# Records:
^^^^^^^^^^^^^^^^

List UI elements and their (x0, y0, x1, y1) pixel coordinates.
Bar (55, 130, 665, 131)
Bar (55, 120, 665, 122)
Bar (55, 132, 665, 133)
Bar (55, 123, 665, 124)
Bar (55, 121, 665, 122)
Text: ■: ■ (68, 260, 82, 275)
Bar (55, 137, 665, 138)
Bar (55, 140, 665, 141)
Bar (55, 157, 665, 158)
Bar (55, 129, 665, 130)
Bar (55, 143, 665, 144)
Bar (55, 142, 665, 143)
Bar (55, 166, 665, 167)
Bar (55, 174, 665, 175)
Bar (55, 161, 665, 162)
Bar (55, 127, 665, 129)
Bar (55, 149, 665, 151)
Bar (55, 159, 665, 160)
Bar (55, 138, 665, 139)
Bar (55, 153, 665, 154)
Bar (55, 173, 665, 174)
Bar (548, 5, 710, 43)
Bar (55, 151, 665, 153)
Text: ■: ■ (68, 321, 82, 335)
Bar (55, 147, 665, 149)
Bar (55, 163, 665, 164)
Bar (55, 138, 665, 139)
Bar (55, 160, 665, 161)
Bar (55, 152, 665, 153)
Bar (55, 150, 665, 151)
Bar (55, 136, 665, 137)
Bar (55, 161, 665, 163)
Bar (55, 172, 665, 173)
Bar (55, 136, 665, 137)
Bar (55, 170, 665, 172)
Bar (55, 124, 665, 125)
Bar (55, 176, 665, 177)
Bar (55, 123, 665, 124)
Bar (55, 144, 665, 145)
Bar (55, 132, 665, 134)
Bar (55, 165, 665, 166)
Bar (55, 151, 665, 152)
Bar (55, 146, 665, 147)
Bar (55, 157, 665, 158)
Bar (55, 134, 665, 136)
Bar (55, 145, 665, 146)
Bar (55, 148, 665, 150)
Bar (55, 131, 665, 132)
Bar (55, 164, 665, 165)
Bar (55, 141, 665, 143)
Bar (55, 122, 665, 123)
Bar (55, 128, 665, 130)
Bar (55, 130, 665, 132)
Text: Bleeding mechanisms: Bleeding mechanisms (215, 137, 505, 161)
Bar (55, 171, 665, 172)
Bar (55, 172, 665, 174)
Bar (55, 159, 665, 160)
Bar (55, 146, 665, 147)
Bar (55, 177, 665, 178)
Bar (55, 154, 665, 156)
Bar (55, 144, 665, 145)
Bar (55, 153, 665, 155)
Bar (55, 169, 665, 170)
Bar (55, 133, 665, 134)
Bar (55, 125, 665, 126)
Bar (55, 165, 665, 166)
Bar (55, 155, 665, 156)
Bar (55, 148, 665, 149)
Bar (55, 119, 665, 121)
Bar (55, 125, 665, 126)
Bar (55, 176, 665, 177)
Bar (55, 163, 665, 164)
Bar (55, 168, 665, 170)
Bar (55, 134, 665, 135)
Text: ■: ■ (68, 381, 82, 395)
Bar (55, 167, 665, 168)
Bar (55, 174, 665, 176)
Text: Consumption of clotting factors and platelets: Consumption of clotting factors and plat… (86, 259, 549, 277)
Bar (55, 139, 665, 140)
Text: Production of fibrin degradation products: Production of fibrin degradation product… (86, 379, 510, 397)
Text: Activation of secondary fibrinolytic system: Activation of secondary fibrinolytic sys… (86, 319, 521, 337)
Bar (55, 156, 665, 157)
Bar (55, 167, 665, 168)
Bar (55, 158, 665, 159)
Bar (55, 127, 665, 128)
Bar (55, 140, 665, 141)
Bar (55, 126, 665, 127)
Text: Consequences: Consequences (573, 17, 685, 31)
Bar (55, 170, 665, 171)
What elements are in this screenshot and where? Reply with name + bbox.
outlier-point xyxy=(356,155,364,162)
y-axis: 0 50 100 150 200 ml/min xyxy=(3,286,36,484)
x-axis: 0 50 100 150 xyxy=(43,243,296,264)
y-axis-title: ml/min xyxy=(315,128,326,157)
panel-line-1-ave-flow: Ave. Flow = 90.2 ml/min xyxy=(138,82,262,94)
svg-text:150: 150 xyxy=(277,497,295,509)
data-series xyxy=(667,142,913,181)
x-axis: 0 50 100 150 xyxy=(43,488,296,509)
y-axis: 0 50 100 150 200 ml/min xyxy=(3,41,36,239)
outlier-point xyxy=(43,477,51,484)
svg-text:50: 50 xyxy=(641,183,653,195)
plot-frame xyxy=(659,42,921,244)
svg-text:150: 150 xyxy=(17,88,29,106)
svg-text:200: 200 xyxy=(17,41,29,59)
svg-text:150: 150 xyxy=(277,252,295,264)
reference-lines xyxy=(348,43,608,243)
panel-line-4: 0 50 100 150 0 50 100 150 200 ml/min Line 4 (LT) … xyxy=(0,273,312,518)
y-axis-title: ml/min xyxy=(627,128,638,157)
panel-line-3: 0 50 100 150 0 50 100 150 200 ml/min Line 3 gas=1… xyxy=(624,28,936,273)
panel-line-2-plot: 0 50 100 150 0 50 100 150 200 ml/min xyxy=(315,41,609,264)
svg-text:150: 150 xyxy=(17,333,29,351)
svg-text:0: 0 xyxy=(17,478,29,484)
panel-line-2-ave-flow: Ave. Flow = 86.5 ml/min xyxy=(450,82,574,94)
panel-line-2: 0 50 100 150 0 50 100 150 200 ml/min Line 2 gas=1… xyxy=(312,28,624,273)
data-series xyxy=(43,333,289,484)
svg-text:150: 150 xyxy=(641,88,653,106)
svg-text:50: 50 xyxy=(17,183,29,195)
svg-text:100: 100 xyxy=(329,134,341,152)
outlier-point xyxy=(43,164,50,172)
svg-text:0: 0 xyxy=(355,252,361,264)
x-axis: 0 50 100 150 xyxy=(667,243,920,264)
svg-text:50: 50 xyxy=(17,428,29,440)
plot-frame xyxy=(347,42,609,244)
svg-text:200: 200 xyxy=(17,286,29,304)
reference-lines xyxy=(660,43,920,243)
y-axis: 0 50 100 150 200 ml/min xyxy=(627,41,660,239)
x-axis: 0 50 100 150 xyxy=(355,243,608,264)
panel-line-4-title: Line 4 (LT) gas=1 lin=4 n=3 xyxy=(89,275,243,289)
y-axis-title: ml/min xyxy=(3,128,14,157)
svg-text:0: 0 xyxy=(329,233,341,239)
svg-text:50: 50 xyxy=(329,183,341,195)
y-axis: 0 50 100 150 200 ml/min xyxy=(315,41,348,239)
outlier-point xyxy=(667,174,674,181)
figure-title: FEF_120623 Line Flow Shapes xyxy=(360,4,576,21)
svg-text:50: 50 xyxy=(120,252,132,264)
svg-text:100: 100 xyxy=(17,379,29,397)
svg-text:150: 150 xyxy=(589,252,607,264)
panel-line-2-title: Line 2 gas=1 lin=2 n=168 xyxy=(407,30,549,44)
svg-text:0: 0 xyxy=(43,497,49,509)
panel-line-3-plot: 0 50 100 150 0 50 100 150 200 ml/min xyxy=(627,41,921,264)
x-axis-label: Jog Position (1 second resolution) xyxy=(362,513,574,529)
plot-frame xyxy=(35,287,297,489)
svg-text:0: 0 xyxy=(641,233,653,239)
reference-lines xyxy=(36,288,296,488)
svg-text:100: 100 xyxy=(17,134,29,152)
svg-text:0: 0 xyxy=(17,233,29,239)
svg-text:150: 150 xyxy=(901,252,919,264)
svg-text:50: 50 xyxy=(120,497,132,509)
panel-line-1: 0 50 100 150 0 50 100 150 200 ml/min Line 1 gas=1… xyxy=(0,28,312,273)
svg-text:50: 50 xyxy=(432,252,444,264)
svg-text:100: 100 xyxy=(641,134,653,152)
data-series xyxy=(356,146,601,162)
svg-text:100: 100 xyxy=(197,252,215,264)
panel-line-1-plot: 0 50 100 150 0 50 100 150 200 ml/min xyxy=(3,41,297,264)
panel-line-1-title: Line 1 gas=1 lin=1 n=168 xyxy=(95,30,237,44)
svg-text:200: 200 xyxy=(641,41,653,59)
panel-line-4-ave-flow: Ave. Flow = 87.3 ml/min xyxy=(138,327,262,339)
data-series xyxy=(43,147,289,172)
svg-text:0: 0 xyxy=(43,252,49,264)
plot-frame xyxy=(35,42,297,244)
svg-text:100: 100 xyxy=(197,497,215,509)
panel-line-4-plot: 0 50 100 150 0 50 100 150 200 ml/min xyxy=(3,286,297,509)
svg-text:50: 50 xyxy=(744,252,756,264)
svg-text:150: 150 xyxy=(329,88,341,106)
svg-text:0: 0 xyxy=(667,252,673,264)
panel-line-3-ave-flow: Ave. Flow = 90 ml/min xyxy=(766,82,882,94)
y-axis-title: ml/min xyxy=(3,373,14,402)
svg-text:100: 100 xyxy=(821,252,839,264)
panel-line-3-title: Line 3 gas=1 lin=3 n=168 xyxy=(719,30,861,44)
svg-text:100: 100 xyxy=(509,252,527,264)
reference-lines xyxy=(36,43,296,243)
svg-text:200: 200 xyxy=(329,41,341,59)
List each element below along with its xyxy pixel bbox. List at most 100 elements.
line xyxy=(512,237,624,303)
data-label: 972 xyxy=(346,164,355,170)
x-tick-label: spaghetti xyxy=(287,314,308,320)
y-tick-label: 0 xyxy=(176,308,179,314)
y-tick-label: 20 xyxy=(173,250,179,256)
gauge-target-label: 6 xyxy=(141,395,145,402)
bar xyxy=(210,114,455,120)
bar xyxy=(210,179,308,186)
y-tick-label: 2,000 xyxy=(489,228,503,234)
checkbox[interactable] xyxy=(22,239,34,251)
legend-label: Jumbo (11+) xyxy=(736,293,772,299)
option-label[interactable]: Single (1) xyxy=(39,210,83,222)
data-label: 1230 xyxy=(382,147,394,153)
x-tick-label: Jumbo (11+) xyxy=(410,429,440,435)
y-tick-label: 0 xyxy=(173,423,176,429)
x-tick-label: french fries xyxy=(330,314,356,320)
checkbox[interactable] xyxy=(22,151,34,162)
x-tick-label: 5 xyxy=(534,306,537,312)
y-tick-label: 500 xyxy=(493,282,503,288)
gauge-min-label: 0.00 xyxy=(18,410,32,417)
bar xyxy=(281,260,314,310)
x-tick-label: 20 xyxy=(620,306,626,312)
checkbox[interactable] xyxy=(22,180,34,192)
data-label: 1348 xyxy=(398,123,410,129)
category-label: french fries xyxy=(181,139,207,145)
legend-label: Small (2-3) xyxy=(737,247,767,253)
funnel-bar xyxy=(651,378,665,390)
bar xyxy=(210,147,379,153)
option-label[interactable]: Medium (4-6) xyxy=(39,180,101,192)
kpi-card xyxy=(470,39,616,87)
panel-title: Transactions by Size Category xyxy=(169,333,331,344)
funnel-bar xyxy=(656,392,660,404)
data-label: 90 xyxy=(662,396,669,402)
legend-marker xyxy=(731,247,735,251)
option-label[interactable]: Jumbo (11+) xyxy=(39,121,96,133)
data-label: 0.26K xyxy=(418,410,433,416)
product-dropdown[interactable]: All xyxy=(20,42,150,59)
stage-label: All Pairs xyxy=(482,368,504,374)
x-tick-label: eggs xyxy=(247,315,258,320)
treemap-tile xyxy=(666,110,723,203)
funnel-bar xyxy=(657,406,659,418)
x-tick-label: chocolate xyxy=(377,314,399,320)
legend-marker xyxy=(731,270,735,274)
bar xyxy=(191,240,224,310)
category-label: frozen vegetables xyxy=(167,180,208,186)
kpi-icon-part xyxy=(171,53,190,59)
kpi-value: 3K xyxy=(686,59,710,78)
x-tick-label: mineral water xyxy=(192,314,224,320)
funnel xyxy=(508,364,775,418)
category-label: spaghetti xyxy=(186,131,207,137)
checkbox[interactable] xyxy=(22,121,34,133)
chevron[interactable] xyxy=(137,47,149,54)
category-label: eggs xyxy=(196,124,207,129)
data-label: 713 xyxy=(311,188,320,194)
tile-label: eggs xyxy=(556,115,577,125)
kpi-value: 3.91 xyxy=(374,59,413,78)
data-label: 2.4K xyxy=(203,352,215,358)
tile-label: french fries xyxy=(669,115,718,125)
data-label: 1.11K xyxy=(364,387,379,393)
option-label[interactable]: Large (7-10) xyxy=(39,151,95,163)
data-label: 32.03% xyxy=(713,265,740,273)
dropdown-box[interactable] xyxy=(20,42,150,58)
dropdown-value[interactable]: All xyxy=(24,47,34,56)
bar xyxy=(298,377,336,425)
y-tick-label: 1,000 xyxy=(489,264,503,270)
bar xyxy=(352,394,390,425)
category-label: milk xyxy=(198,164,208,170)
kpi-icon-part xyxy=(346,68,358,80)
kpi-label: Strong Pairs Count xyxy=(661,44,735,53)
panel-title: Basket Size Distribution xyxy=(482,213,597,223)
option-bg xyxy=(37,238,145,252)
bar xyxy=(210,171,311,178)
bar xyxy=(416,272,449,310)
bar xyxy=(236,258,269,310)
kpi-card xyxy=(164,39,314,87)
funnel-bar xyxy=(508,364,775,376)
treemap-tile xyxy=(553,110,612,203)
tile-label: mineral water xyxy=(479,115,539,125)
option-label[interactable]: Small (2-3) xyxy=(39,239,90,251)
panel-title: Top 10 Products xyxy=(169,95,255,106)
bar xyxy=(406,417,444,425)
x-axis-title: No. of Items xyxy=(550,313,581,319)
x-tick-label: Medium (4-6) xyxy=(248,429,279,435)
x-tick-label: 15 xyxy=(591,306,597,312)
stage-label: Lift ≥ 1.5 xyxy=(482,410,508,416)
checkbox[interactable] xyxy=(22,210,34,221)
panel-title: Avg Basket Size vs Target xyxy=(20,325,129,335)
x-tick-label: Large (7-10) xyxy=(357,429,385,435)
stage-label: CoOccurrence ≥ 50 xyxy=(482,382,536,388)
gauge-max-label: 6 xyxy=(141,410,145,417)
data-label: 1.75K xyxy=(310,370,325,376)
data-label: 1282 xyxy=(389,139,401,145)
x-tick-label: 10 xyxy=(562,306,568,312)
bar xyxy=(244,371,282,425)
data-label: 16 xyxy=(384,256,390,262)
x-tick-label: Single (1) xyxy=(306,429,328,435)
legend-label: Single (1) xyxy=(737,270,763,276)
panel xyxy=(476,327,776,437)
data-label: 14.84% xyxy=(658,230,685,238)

^^^^^^^^^^^^^^^^

# Objective:
Reproduce the records verbatim, starting at the first line and ending at the line that contains "Bar (55, 174, 665, 175)", both ends included.

# Result for this exercise:
List UI elements and their (x0, y0, x1, y1) pixel coordinates.
Bar (55, 130, 665, 131)
Bar (55, 120, 665, 122)
Bar (55, 132, 665, 133)
Bar (55, 123, 665, 124)
Bar (55, 121, 665, 122)
Text: ■: ■ (68, 260, 82, 275)
Bar (55, 137, 665, 138)
Bar (55, 140, 665, 141)
Bar (55, 157, 665, 158)
Bar (55, 129, 665, 130)
Bar (55, 143, 665, 144)
Bar (55, 142, 665, 143)
Bar (55, 166, 665, 167)
Bar (55, 174, 665, 175)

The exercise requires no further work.